**WRITTEN TASK:**
Write the entries out again exactly as they stand, but without the pictures.

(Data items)
====================
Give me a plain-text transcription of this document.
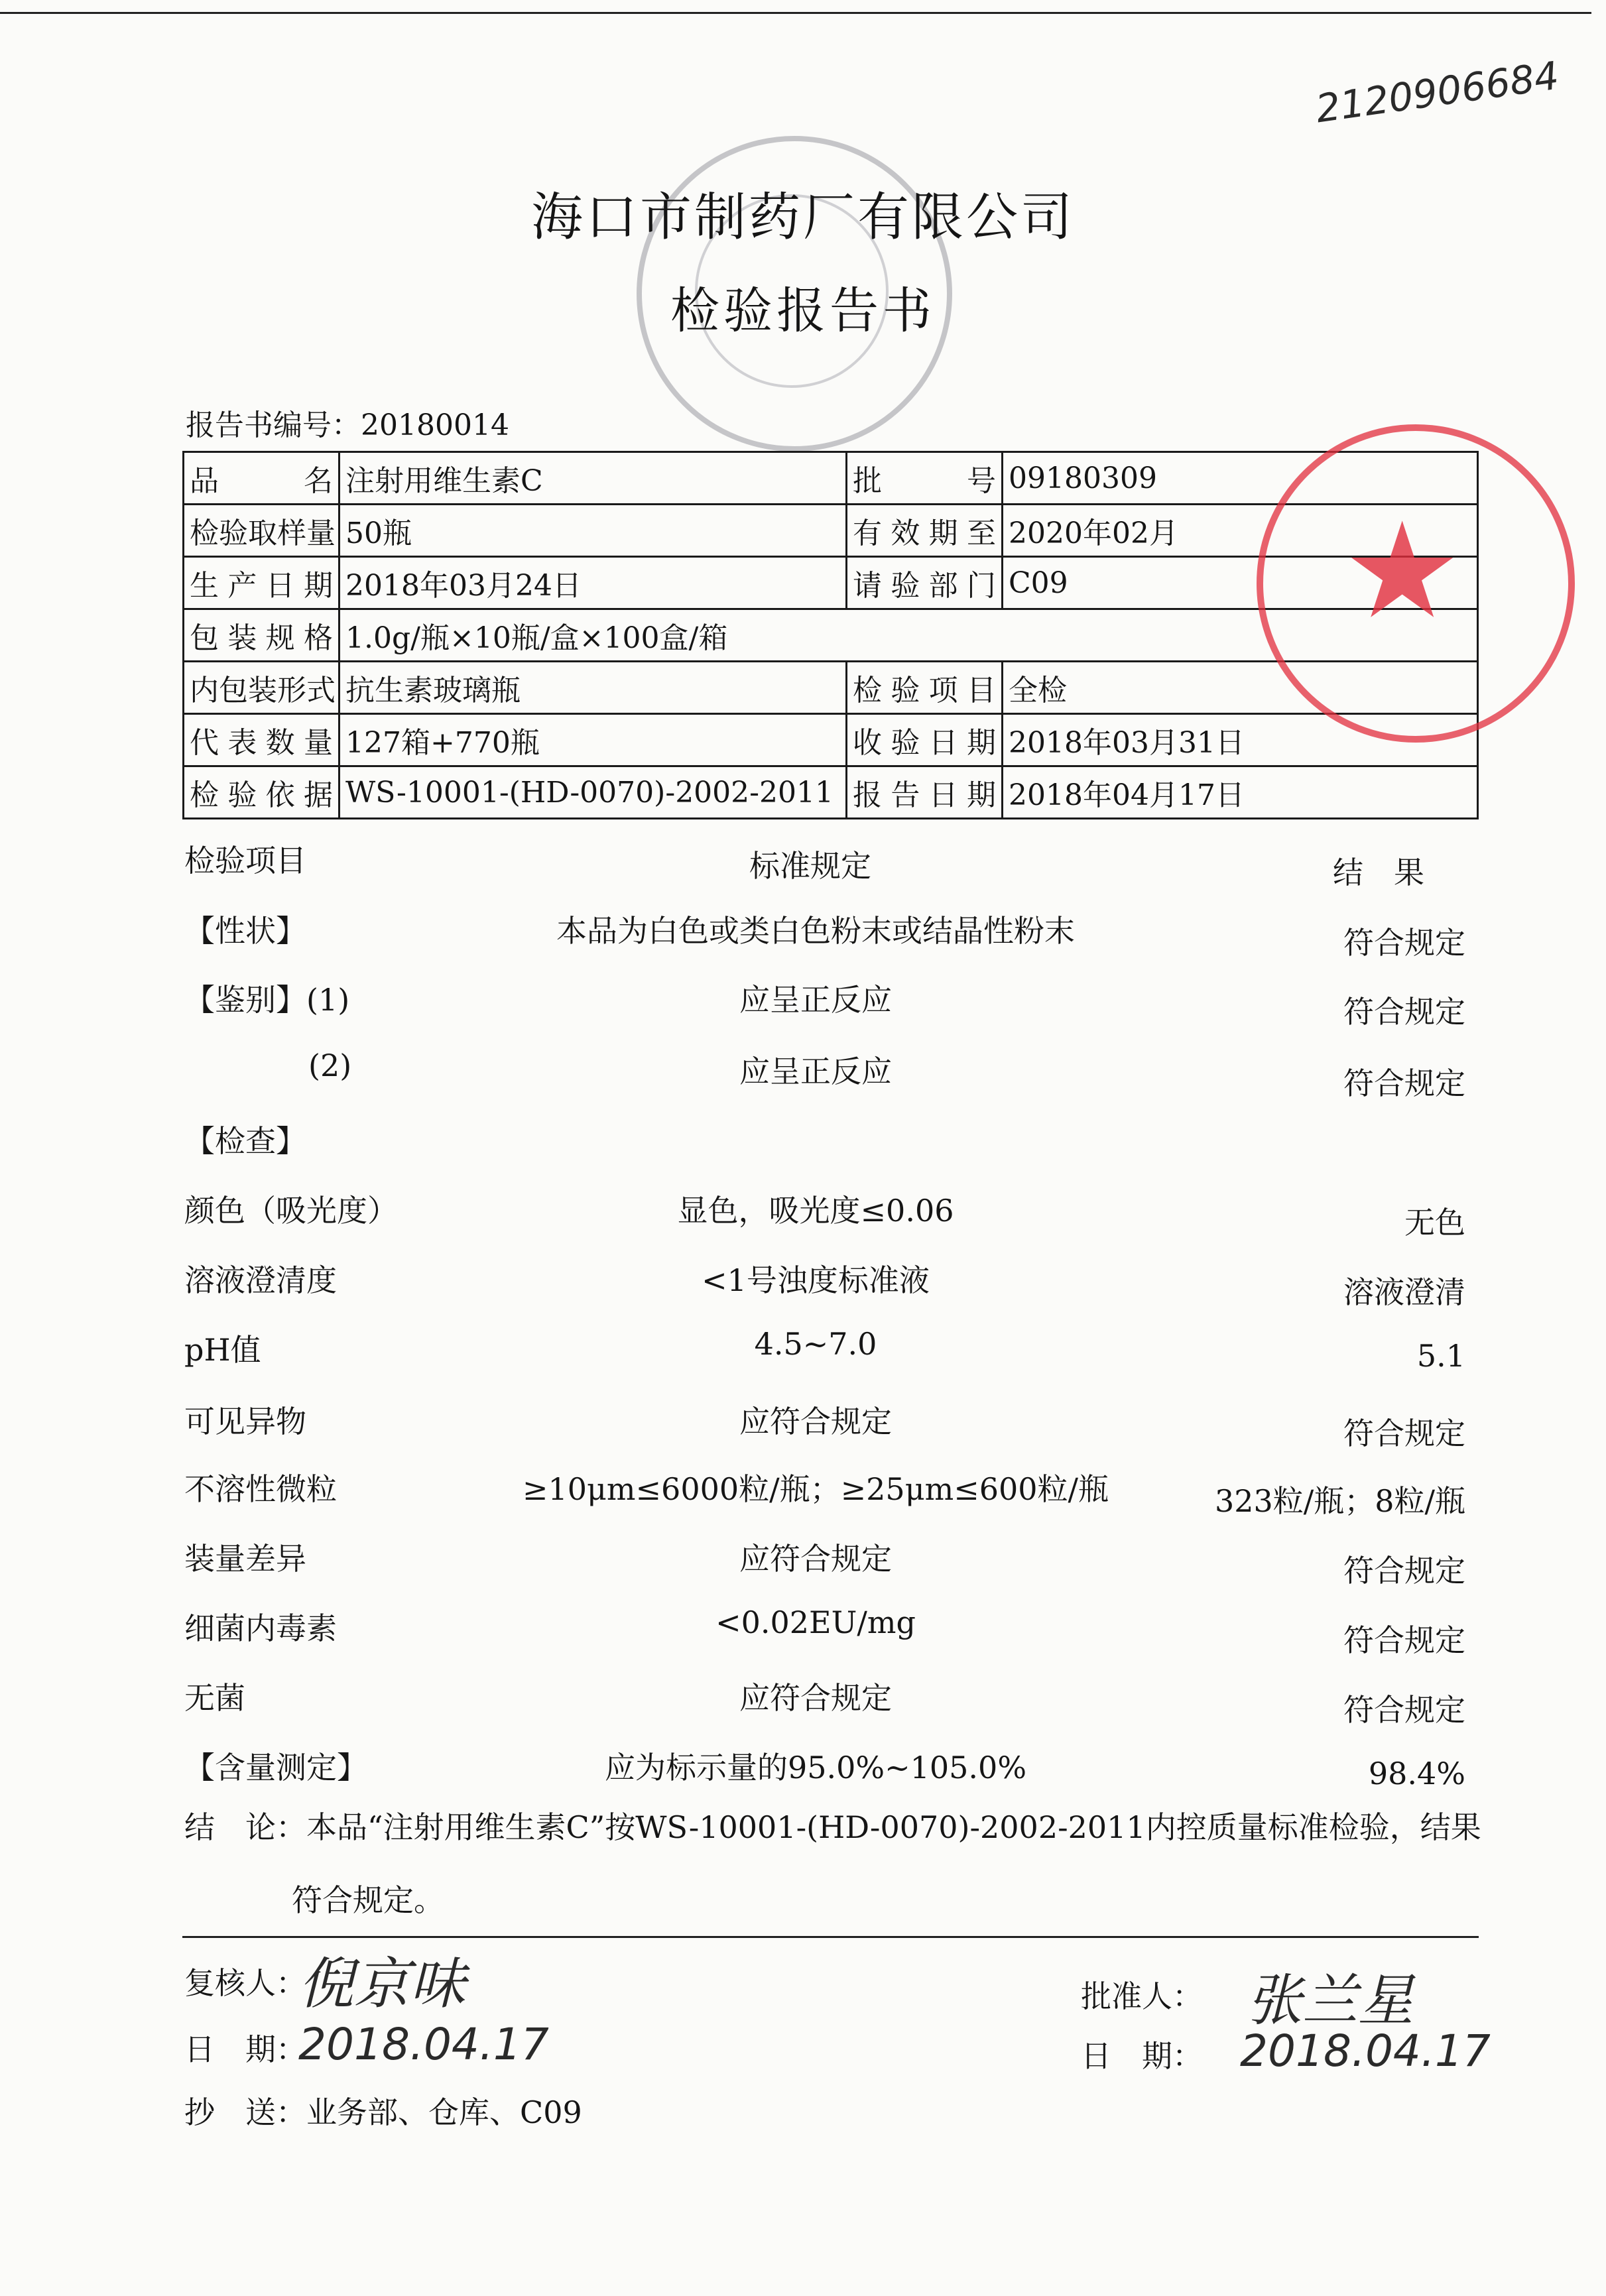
2120906684
海口市制药厂有限公司
检验报告书
报告书编号：20180014
品　　名	注射用维生素C	批　　号	09180309
检验取样量	50瓶	有效期至	2020年02月
生产日期	2018年03月24日	请验部门	C09
包装规格	1.0g/瓶×10瓶/盒×100盒/箱		
内包装形式	抗生素玻璃瓶	检验项目	全检
代表数量	127箱+770瓶	收验日期	2018年03月31日
检验依据	WS-10001-(HD-0070)-2002-2011	报告日期	2018年04月17日
★
检验项目	标准规定	结　果
【性状】	本品为白色或类白色粉末或结晶性粉末	符合规定
【鉴别】(1)	应呈正反应	符合规定
(2)	应呈正反应	符合规定
【检查】
颜色（吸光度）	显色，吸光度≤0.06	无色
溶液澄清度	<1号浊度标准液	溶液澄清
pH值	4.5~7.0	5.1
可见异物	应符合规定	符合规定
不溶性微粒	≥10μm≤6000粒/瓶；≥25μm≤600粒/瓶	323粒/瓶；8粒/瓶
装量差异	应符合规定	符合规定
细菌内毒素	<0.02EU/mg	符合规定
无菌	应符合规定	符合规定
【含量测定】	应为标示量的95.0%~105.0%	98.4%
结　论：本品“注射用维生素C”按WS-10001-(HD-0070)-2002-2011内控质量标准检验，结果
符合规定。
复核人：
倪京味	批准人： 张兰星
日　期：
2018.04.17	日　期： 2018.04.17
抄　送：业务部、仓库、C09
====================
**CORRECT ANSWER:**
Give me a plain-text transcription of this document.
2120906684
海口市制药厂有限公司
检验报告书
报告书编号：20180014
品　　名	注射用维生素C	批　　号	09180309
检验取样量	50瓶	有效期至	2020年02月
生产日期	2018年03月24日	请验部门	C09
包装规格	1.0g/瓶×10瓶/盒×100盒/箱		
内包装形式	抗生素玻璃瓶	检验项目	全检
代表数量	127箱+770瓶	收验日期	2018年03月31日
检验依据	WS-10001-(HD-0070)-2002-2011	报告日期	2018年04月17日
★
检验项目	标准规定	结　果
【性状】	本品为白色或类白色粉末或结晶性粉末	符合规定
【鉴别】(1)	应呈正反应	符合规定
(2)	应呈正反应	符合规定
【检查】
颜色（吸光度）	显色，吸光度≤0.06	无色
溶液澄清度	<1号浊度标准液	溶液澄清
pH值	4.5~7.0	5.1
可见异物	应符合规定	符合规定
不溶性微粒	≥10μm≤6000粒/瓶；≥25μm≤600粒/瓶	323粒/瓶；8粒/瓶
装量差异	应符合规定	符合规定
细菌内毒素	<0.02EU/mg	符合规定
无菌	应符合规定	符合规定
【含量测定】	应为标示量的95.0%~105.0%	98.4%
结　论：本品“注射用维生素C”按WS-10001-(HD-0070)-2002-2011内控质量标准检验，结果
符合规定。
复核人：
倪京味	批准人： 张兰星
日　期：
2018.04.17	日　期： 2018.04.17
抄　送：业务部、仓库、C09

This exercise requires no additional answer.